> Written problem
Each line should be copied exactly.

> Data extract
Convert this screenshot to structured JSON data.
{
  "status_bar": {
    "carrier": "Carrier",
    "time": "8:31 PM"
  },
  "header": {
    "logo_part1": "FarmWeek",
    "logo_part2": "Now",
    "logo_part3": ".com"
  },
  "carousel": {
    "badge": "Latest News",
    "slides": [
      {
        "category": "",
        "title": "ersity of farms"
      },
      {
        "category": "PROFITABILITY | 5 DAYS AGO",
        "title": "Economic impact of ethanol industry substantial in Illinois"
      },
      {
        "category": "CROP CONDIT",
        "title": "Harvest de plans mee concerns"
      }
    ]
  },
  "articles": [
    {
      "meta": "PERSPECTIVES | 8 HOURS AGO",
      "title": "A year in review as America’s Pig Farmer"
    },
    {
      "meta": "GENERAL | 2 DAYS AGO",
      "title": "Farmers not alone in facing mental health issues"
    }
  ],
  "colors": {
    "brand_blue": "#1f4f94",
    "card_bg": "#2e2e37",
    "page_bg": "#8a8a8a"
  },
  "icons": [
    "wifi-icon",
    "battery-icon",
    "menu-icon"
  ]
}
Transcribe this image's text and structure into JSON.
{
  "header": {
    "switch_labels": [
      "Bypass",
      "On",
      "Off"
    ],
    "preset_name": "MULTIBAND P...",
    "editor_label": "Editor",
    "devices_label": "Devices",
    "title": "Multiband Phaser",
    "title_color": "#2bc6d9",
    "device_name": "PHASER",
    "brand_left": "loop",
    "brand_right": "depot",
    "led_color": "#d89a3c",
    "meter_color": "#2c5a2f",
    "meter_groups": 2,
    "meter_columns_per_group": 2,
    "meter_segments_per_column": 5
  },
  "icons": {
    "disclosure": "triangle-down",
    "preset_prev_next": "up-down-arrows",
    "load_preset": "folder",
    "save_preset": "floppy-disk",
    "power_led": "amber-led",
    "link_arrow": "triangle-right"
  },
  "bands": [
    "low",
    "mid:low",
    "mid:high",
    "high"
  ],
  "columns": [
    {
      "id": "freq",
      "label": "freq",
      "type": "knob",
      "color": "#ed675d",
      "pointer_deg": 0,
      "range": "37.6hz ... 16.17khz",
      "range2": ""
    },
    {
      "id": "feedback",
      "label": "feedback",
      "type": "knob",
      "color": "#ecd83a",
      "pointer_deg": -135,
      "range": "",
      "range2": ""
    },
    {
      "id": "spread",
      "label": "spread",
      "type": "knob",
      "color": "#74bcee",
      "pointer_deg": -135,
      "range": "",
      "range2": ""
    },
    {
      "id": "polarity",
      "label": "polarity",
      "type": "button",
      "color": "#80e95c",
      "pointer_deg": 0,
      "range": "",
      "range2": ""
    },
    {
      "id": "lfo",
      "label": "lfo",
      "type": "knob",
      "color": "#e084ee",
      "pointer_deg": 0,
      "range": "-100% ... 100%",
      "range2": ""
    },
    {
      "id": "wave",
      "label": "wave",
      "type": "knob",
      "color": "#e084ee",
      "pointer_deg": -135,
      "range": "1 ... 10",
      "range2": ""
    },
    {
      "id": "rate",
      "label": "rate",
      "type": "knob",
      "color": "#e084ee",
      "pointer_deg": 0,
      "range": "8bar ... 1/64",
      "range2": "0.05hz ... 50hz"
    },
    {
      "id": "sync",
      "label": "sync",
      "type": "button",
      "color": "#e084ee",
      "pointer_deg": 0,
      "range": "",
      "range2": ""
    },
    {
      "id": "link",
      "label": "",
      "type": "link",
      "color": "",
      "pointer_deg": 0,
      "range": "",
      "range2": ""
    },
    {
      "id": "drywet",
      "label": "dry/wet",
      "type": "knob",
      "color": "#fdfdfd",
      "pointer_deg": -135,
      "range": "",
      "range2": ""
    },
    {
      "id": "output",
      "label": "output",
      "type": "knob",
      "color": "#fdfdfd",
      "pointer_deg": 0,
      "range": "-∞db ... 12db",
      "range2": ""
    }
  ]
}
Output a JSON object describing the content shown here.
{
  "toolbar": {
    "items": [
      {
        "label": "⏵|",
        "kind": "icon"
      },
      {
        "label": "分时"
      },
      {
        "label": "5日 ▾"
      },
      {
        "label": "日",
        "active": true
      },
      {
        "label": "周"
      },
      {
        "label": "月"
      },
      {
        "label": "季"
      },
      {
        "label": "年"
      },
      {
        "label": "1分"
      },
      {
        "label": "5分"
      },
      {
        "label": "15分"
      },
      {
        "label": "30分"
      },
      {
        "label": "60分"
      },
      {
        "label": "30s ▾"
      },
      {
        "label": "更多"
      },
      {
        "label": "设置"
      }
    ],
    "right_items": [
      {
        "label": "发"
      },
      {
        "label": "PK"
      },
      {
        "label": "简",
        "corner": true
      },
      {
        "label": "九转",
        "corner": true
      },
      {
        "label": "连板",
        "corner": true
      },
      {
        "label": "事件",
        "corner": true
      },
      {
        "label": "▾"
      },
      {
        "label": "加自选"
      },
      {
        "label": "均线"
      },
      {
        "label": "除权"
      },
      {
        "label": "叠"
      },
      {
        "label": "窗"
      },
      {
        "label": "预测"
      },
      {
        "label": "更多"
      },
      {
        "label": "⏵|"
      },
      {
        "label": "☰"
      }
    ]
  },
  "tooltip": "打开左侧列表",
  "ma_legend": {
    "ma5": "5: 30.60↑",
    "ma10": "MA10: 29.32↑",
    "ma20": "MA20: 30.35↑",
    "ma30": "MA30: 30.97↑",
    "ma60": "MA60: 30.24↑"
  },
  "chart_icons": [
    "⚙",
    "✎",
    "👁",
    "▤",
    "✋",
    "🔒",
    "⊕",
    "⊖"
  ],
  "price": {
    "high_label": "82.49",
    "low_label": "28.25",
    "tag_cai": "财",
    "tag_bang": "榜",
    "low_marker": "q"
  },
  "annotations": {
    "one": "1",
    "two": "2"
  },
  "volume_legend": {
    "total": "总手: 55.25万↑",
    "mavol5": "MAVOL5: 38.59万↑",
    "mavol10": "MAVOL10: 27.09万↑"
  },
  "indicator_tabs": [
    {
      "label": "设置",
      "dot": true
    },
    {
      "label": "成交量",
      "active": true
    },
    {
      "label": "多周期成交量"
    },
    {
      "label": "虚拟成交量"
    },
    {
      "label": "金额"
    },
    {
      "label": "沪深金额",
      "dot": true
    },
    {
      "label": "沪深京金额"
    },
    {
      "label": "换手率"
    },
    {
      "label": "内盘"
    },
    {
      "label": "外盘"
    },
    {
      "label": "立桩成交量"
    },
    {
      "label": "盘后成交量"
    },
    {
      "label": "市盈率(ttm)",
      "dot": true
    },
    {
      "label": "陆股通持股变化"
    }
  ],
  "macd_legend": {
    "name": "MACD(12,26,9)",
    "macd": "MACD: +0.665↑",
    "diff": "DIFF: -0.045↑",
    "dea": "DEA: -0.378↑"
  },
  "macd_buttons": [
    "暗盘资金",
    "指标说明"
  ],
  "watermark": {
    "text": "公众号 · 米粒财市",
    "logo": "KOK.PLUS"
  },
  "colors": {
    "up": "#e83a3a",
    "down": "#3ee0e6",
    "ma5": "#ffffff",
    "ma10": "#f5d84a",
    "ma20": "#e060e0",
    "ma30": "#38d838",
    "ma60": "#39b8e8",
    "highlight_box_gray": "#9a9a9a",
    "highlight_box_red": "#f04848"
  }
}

> Answer in full
Convert this screenshot to structured JSON data.
{
  "status_bar": {
    "carrier": "Carrier",
    "time": "8:31 PM"
  },
  "header": {
    "logo_part1": "FarmWeek",
    "logo_part2": "Now",
    "logo_part3": ".com"
  },
  "carousel": {
    "badge": "Latest News",
    "slides": [
      {
        "category": "",
        "title": "ersity of farms"
      },
      {
        "category": "PROFITABILITY | 5 DAYS AGO",
        "title": "Economic impact of ethanol industry substantial in Illinois"
      },
      {
        "category": "CROP CONDIT",
        "title": "Harvest de plans mee concerns"
      }
    ]
  },
  "articles": [
    {
      "meta": "PERSPECTIVES | 8 HOURS AGO",
      "title": "A year in review as America’s Pig Farmer"
    },
    {
      "meta": "GENERAL | 2 DAYS AGO",
      "title": "Farmers not alone in facing mental health issues"
    }
  ],
  "colors": {
    "brand_blue": "#1f4f94",
    "card_bg": "#2e2e37",
    "page_bg": "#8a8a8a"
  },
  "icons": [
    "wifi-icon",
    "battery-icon",
    "menu-icon"
  ]
}
Transcribe this image's text and structure into JSON.
{
  "header": {
    "switch_labels": [
      "Bypass",
      "On",
      "Off"
    ],
    "preset_name": "MULTIBAND P...",
    "editor_label": "Editor",
    "devices_label": "Devices",
    "title": "Multiband Phaser",
    "title_color": "#2bc6d9",
    "device_name": "PHASER",
    "brand_left": "loop",
    "brand_right": "depot",
    "led_color": "#d89a3c",
    "meter_color": "#2c5a2f",
    "meter_groups": 2,
    "meter_columns_per_group": 2,
    "meter_segments_per_column": 5
  },
  "icons": {
    "disclosure": "triangle-down",
    "preset_prev_next": "up-down-arrows",
    "load_preset": "folder",
    "save_preset": "floppy-disk",
    "power_led": "amber-led",
    "link_arrow": "triangle-right"
  },
  "bands": [
    "low",
    "mid:low",
    "mid:high",
    "high"
  ],
  "columns": [
    {
      "id": "freq",
      "label": "freq",
      "type": "knob",
      "color": "#ed675d",
      "pointer_deg": 0,
      "range": "37.6hz ... 16.17khz",
      "range2": ""
    },
    {
      "id": "feedback",
      "label": "feedback",
      "type": "knob",
      "color": "#ecd83a",
      "pointer_deg": -135,
      "range": "",
      "range2": ""
    },
    {
      "id": "spread",
      "label": "spread",
      "type": "knob",
      "color": "#74bcee",
      "pointer_deg": -135,
      "range": "",
      "range2": ""
    },
    {
      "id": "polarity",
      "label": "polarity",
      "type": "button",
      "color": "#80e95c",
      "pointer_deg": 0,
      "range": "",
      "range2": ""
    },
    {
      "id": "lfo",
      "label": "lfo",
      "type": "knob",
      "color": "#e084ee",
      "pointer_deg": 0,
      "range": "-100% ... 100%",
      "range2": ""
    },
    {
      "id": "wave",
      "label": "wave",
      "type": "knob",
      "color": "#e084ee",
      "pointer_deg": -135,
      "range": "1 ... 10",
      "range2": ""
    },
    {
      "id": "rate",
      "label": "rate",
      "type": "knob",
      "color": "#e084ee",
      "pointer_deg": 0,
      "range": "8bar ... 1/64",
      "range2": "0.05hz ... 50hz"
    },
    {
      "id": "sync",
      "label": "sync",
      "type": "button",
      "color": "#e084ee",
      "pointer_deg": 0,
      "range": "",
      "range2": ""
    },
    {
      "id": "link",
      "label": "",
      "type": "link",
      "color": "",
      "pointer_deg": 0,
      "range": "",
      "range2": ""
    },
    {
      "id": "drywet",
      "label": "dry/wet",
      "type": "knob",
      "color": "#fdfdfd",
      "pointer_deg": -135,
      "range": "",
      "range2": ""
    },
    {
      "id": "output",
      "label": "output",
      "type": "knob",
      "color": "#fdfdfd",
      "pointer_deg": 0,
      "range": "-∞db ... 12db",
      "range2": ""
    }
  ]
}
Output a JSON object describing the content shown here.
{
  "toolbar": {
    "items": [
      {
        "label": "⏵|",
        "kind": "icon"
      },
      {
        "label": "分时"
      },
      {
        "label": "5日 ▾"
      },
      {
        "label": "日",
        "active": true
      },
      {
        "label": "周"
      },
      {
        "label": "月"
      },
      {
        "label": "季"
      },
      {
        "label": "年"
      },
      {
        "label": "1分"
      },
      {
        "label": "5分"
      },
      {
        "label": "15分"
      },
      {
        "label": "30分"
      },
      {
        "label": "60分"
      },
      {
        "label": "30s ▾"
      },
      {
        "label": "更多"
      },
      {
        "label": "设置"
      }
    ],
    "right_items": [
      {
        "label": "发"
      },
      {
        "label": "PK"
      },
      {
        "label": "简",
        "corner": true
      },
      {
        "label": "九转",
        "corner": true
      },
      {
        "label": "连板",
        "corner": true
      },
      {
        "label": "事件",
        "corner": true
      },
      {
        "label": "▾"
      },
      {
        "label": "加自选"
      },
      {
        "label": "均线"
      },
      {
        "label": "除权"
      },
      {
        "label": "叠"
      },
      {
        "label": "窗"
      },
      {
        "label": "预测"
      },
      {
        "label": "更多"
      },
      {
        "label": "⏵|"
      },
      {
        "label": "☰"
      }
    ]
  },
  "tooltip": "打开左侧列表",
  "ma_legend": {
    "ma5": "5: 30.60↑",
    "ma10": "MA10: 29.32↑",
    "ma20": "MA20: 30.35↑",
    "ma30": "MA30: 30.97↑",
    "ma60": "MA60: 30.24↑"
  },
  "chart_icons": [
    "⚙",
    "✎",
    "👁",
    "▤",
    "✋",
    "🔒",
    "⊕",
    "⊖"
  ],
  "price": {
    "high_label": "82.49",
    "low_label": "28.25",
    "tag_cai": "财",
    "tag_bang": "榜",
    "low_marker": "q"
  },
  "annotations": {
    "one": "1",
    "two": "2"
  },
  "volume_legend": {
    "total": "总手: 55.25万↑",
    "mavol5": "MAVOL5: 38.59万↑",
    "mavol10": "MAVOL10: 27.09万↑"
  },
  "indicator_tabs": [
    {
      "label": "设置",
      "dot": true
    },
    {
      "label": "成交量",
      "active": true
    },
    {
      "label": "多周期成交量"
    },
    {
      "label": "虚拟成交量"
    },
    {
      "label": "金额"
    },
    {
      "label": "沪深金额",
      "dot": true
    },
    {
      "label": "沪深京金额"
    },
    {
      "label": "换手率"
    },
    {
      "label": "内盘"
    },
    {
      "label": "外盘"
    },
    {
      "label": "立桩成交量"
    },
    {
      "label": "盘后成交量"
    },
    {
      "label": "市盈率(ttm)",
      "dot": true
    },
    {
      "label": "陆股通持股变化"
    }
  ],
  "macd_legend": {
    "name": "MACD(12,26,9)",
    "macd": "MACD: +0.665↑",
    "diff": "DIFF: -0.045↑",
    "dea": "DEA: -0.378↑"
  },
  "macd_buttons": [
    "暗盘资金",
    "指标说明"
  ],
  "watermark": {
    "text": "公众号 · 米粒财市",
    "logo": "KOK.PLUS"
  },
  "colors": {
    "up": "#e83a3a",
    "down": "#3ee0e6",
    "ma5": "#ffffff",
    "ma10": "#f5d84a",
    "ma20": "#e060e0",
    "ma30": "#38d838",
    "ma60": "#39b8e8",
    "highlight_box_gray": "#9a9a9a",
    "highlight_box_red": "#f04848"
  }
}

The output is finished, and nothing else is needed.